## WHAT IS BEING ASKED
The entire listing is to be repeated verbatim.

# start of DATA

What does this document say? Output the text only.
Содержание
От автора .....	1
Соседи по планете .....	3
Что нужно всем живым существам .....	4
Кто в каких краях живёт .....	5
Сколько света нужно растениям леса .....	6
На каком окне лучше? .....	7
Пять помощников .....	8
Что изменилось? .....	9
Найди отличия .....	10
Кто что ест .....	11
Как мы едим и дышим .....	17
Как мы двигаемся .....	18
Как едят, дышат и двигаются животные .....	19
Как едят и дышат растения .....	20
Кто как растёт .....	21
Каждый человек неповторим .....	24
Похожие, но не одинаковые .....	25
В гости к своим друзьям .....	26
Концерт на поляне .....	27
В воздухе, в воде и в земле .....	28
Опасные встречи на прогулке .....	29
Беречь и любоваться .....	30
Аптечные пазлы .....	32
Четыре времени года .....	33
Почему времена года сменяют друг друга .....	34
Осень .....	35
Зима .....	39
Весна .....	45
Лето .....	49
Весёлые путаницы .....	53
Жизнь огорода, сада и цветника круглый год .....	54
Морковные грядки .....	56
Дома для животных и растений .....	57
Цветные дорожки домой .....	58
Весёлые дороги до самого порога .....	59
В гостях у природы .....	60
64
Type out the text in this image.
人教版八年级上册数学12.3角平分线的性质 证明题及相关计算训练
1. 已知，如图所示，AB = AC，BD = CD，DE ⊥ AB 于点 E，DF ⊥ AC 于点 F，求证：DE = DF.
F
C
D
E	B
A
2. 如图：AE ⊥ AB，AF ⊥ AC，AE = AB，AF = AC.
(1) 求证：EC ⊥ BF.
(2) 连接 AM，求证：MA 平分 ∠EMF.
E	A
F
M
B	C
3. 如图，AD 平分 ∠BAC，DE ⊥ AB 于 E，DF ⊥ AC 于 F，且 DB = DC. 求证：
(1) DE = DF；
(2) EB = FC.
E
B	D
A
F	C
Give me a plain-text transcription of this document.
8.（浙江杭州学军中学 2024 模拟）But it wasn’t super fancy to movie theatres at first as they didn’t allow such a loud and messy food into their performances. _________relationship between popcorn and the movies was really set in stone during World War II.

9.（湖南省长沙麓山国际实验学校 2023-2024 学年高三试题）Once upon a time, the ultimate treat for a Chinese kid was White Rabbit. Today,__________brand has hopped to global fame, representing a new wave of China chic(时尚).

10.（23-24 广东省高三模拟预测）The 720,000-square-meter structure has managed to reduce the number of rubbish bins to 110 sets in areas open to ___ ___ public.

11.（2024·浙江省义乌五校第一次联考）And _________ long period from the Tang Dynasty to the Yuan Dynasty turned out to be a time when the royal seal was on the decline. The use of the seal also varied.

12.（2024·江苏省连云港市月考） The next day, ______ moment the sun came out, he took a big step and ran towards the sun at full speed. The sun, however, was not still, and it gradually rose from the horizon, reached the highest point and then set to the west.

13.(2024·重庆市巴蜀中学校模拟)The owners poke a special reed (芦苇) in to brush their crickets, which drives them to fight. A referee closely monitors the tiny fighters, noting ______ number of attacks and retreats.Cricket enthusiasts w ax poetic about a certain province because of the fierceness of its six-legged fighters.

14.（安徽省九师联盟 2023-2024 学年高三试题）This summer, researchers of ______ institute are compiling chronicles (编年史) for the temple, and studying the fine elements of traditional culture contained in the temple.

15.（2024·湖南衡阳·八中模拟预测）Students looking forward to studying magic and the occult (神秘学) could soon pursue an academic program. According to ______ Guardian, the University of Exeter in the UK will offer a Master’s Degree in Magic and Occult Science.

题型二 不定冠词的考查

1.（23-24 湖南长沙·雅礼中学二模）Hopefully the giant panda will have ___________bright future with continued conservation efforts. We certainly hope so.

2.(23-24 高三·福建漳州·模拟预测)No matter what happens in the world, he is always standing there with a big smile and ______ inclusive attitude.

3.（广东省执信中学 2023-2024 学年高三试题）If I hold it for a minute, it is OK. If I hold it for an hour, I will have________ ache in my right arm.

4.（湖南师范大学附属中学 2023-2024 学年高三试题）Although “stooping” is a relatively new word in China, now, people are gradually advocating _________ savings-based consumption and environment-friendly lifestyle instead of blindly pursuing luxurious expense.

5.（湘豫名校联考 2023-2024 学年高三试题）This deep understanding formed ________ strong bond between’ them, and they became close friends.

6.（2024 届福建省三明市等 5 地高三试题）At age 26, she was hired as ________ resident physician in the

# end of DATA

## TASK ANSWER
What does this document say? Output the text only.
Содержание
От автора .....	1
Соседи по планете .....	3
Что нужно всем живым существам .....	4
Кто в каких краях живёт .....	5
Сколько света нужно растениям леса .....	6
На каком окне лучше? .....	7
Пять помощников .....	8
Что изменилось? .....	9
Найди отличия .....	10
Кто что ест .....	11
Как мы едим и дышим .....	17
Как мы двигаемся .....	18
Как едят, дышат и двигаются животные .....	19
Как едят и дышат растения .....	20
Кто как растёт .....	21
Каждый человек неповторим .....	24
Похожие, но не одинаковые .....	25
В гости к своим друзьям .....	26
Концерт на поляне .....	27
В воздухе, в воде и в земле .....	28
Опасные встречи на прогулке .....	29
Беречь и любоваться .....	30
Аптечные пазлы .....	32
Четыре времени года .....	33
Почему времена года сменяют друг друга .....	34
Осень .....	35
Зима .....	39
Весна .....	45
Лето .....	49
Весёлые путаницы .....	53
Жизнь огорода, сада и цветника круглый год .....	54
Морковные грядки .....	56
Дома для животных и растений .....	57
Цветные дорожки домой .....	58
Весёлые дороги до самого порога .....	59
В гостях у природы .....	60
64
Type out the text in this image.
人教版八年级上册数学12.3角平分线的性质 证明题及相关计算训练
1. 已知，如图所示，AB = AC，BD = CD，DE ⊥ AB 于点 E，DF ⊥ AC 于点 F，求证：DE = DF.
F
C
D
E	B
A
2. 如图：AE ⊥ AB，AF ⊥ AC，AE = AB，AF = AC.
(1) 求证：EC ⊥ BF.
(2) 连接 AM，求证：MA 平分 ∠EMF.
E	A
F
M
B	C
3. 如图，AD 平分 ∠BAC，DE ⊥ AB 于 E，DF ⊥ AC 于 F，且 DB = DC. 求证：
(1) DE = DF；
(2) EB = FC.
E
B	D
A
F	C
Give me a plain-text transcription of this document.
8.（浙江杭州学军中学 2024 模拟）But it wasn’t super fancy to movie theatres at first as they didn’t allow such a loud and messy food into their performances. _________relationship between popcorn and the movies was really set in stone during World War II.

9.（湖南省长沙麓山国际实验学校 2023-2024 学年高三试题）Once upon a time, the ultimate treat for a Chinese kid was White Rabbit. Today,__________brand has hopped to global fame, representing a new wave of China chic(时尚).

10.（23-24 广东省高三模拟预测）The 720,000-square-meter structure has managed to reduce the number of rubbish bins to 110 sets in areas open to ___ ___ public.

11.（2024·浙江省义乌五校第一次联考）And _________ long period from the Tang Dynasty to the Yuan Dynasty turned out to be a time when the royal seal was on the decline. The use of the seal also varied.

12.（2024·江苏省连云港市月考） The next day, ______ moment the sun came out, he took a big step and ran towards the sun at full speed. The sun, however, was not still, and it gradually rose from the horizon, reached the highest point and then set to the west.

13.(2024·重庆市巴蜀中学校模拟)The owners poke a special reed (芦苇) in to brush their crickets, which drives them to fight. A referee closely monitors the tiny fighters, noting ______ number of attacks and retreats.Cricket enthusiasts w ax poetic about a certain province because of the fierceness of its six-legged fighters.

14.（安徽省九师联盟 2023-2024 学年高三试题）This summer, researchers of ______ institute are compiling chronicles (编年史) for the temple, and studying the fine elements of traditional culture contained in the temple.

15.（2024·湖南衡阳·八中模拟预测）Students looking forward to studying magic and the occult (神秘学) could soon pursue an academic program. According to ______ Guardian, the University of Exeter in the UK will offer a Master’s Degree in Magic and Occult Science.

题型二 不定冠词的考查

1.（23-24 湖南长沙·雅礼中学二模）Hopefully the giant panda will have ___________bright future with continued conservation efforts. We certainly hope so.

2.(23-24 高三·福建漳州·模拟预测)No matter what happens in the world, he is always standing there with a big smile and ______ inclusive attitude.

3.（广东省执信中学 2023-2024 学年高三试题）If I hold it for a minute, it is OK. If I hold it for an hour, I will have________ ache in my right arm.

4.（湖南师范大学附属中学 2023-2024 学年高三试题）Although “stooping” is a relatively new word in China, now, people are gradually advocating _________ savings-based consumption and environment-friendly lifestyle instead of blindly pursuing luxurious expense.

5.（湘豫名校联考 2023-2024 学年高三试题）This deep understanding formed ________ strong bond between’ them, and they became close friends.

6.（2024 届福建省三明市等 5 地高三试题）At age 26, she was hired as ________ resident physician in the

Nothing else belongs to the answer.